◆ **Exercise**: Gather all lines in the entries that include the word "JSON".

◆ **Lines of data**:

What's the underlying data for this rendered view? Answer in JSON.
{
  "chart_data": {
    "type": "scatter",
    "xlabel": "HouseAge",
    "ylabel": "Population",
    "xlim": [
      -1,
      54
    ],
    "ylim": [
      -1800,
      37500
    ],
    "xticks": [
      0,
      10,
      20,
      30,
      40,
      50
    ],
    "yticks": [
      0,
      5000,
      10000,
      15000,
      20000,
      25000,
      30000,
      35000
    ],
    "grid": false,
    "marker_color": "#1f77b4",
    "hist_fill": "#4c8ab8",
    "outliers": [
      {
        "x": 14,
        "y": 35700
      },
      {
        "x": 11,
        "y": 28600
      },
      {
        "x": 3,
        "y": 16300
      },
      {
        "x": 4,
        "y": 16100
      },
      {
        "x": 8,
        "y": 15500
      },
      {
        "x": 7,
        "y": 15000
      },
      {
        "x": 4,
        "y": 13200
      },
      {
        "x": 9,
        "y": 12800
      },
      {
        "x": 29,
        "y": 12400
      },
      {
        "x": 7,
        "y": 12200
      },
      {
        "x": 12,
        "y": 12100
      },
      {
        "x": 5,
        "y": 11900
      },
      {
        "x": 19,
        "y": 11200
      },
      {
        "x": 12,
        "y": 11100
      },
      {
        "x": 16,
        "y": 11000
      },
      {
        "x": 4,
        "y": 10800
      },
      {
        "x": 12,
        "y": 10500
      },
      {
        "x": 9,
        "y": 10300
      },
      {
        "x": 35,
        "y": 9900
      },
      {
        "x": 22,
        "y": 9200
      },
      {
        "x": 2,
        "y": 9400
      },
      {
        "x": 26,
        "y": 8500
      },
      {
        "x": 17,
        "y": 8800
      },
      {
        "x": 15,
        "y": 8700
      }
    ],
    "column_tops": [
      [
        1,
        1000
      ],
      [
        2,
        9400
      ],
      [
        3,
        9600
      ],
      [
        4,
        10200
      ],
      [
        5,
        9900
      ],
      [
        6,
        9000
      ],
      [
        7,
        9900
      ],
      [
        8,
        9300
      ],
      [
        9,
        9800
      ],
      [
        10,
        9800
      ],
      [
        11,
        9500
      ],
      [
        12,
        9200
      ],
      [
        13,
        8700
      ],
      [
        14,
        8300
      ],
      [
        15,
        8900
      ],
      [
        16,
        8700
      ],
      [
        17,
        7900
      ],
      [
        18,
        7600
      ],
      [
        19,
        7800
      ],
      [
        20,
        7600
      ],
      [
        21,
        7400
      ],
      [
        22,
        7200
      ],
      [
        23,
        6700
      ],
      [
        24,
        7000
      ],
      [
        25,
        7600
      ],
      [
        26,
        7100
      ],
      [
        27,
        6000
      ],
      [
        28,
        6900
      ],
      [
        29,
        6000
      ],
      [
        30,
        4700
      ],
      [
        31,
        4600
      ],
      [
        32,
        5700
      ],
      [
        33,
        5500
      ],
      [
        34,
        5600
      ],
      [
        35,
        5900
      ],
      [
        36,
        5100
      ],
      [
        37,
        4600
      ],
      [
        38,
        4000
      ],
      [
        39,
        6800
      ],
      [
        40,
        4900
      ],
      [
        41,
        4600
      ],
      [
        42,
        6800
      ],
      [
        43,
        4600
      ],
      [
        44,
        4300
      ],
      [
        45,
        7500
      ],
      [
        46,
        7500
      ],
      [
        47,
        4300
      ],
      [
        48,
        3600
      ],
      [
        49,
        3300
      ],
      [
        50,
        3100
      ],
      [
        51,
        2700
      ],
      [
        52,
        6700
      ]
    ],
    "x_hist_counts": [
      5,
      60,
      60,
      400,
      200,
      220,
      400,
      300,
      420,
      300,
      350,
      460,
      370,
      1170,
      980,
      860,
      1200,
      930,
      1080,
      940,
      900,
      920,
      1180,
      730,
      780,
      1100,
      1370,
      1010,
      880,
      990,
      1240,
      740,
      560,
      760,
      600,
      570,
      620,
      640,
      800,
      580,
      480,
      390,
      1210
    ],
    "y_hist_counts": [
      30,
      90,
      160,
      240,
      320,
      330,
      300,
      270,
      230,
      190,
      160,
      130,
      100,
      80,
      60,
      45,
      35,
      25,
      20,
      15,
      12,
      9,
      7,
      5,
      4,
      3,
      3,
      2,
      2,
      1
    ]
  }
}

* * *

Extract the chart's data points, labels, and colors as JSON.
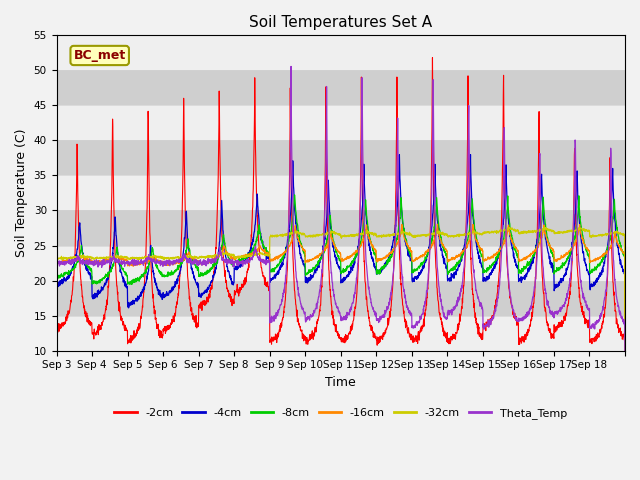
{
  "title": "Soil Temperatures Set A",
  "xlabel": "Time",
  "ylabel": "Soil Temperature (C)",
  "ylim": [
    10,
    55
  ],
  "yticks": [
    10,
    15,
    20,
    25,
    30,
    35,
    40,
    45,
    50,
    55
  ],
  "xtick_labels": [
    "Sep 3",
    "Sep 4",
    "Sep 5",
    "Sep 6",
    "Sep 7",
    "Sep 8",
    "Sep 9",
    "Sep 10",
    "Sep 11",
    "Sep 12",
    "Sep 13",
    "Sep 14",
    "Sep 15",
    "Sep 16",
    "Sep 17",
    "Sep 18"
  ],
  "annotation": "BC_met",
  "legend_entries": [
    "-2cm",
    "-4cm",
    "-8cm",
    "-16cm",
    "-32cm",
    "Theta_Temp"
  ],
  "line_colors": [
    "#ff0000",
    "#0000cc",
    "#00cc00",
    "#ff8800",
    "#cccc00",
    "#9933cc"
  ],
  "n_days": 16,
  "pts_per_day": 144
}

--

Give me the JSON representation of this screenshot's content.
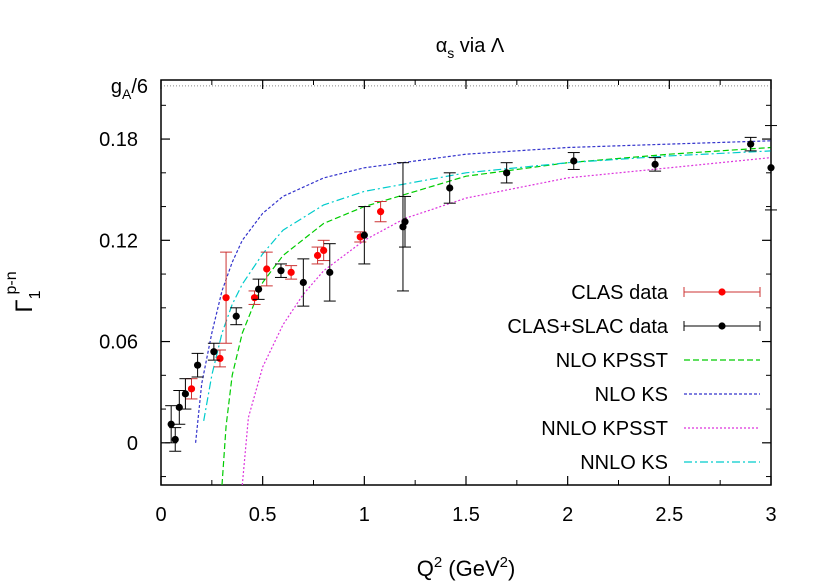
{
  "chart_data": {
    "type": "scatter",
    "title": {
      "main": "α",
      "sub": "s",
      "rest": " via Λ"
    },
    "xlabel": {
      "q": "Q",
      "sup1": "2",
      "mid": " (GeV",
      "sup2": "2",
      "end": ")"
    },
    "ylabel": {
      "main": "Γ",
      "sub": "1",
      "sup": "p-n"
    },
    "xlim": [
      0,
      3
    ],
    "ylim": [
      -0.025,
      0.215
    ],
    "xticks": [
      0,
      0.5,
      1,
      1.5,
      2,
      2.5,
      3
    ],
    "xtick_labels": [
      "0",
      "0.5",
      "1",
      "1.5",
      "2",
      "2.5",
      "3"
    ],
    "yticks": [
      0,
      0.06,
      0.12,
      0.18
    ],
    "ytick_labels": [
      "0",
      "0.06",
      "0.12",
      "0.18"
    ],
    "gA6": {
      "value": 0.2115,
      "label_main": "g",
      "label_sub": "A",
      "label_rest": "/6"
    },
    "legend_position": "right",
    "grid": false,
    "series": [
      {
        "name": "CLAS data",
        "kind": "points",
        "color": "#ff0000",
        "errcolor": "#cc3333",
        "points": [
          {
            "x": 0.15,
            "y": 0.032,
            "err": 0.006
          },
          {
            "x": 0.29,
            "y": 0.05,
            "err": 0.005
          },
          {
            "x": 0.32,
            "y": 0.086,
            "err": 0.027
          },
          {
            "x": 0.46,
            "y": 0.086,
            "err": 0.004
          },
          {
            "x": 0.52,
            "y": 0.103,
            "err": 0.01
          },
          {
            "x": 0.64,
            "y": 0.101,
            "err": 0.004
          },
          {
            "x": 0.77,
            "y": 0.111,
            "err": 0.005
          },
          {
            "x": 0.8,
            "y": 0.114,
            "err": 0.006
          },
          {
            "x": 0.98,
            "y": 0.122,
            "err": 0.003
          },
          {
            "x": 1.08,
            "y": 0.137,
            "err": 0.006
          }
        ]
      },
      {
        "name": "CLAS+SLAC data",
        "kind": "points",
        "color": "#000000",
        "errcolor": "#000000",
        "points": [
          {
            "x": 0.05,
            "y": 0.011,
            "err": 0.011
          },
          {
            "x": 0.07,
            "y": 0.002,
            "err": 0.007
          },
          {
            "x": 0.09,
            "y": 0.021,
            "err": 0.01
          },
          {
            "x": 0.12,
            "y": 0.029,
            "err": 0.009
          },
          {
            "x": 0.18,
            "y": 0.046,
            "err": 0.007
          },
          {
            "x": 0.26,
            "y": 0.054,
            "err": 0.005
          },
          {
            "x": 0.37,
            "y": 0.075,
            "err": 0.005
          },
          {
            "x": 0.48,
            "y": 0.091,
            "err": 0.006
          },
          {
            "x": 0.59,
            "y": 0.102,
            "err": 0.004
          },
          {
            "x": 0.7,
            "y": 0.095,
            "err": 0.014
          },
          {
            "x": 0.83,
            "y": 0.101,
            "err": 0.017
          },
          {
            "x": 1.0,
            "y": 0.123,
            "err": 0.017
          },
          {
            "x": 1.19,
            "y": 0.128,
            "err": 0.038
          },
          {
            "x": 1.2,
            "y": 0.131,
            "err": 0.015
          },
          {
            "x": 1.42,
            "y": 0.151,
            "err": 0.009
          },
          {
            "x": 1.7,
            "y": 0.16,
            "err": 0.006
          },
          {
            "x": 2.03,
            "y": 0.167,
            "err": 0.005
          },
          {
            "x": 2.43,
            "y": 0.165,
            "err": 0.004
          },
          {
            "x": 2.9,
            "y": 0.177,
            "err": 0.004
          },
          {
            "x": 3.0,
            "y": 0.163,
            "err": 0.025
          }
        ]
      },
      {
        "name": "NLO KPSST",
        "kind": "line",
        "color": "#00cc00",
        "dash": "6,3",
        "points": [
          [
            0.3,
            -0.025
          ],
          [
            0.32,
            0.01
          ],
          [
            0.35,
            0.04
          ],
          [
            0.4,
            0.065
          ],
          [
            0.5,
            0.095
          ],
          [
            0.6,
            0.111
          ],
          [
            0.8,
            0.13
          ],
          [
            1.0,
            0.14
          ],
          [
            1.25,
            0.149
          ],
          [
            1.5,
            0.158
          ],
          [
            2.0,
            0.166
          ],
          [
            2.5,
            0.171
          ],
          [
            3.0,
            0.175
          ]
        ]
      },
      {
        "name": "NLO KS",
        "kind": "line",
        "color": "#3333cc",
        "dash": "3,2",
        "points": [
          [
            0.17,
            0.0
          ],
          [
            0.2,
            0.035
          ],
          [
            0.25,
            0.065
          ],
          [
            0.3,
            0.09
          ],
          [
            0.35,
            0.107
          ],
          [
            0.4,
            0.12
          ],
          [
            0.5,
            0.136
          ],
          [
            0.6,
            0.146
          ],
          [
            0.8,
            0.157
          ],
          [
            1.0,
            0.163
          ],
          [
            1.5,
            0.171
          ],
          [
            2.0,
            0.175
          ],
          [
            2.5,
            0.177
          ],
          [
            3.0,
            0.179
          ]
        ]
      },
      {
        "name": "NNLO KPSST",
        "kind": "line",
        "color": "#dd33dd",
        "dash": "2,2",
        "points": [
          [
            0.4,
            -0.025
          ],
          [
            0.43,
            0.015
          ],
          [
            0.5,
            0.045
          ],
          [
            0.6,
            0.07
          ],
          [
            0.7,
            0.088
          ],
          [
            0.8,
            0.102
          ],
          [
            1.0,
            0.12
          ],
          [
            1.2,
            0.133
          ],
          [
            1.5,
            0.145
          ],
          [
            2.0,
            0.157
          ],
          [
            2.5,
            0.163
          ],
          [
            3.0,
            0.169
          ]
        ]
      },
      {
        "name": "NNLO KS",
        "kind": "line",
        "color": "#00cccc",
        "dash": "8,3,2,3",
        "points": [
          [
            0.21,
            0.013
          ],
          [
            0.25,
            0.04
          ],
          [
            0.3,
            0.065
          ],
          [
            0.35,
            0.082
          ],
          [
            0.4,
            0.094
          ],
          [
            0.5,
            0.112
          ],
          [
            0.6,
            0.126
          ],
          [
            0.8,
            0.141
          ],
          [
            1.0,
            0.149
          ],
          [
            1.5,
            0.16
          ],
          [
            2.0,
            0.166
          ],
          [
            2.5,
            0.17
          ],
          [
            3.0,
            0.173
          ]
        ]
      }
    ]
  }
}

◆ **Solved exercise**:
What's the underlying data for this rendered view? Answer in JSON.
Extract the chart's data points, labels, and colors as JSON.
Give me the JSON representation of this screenshot's content.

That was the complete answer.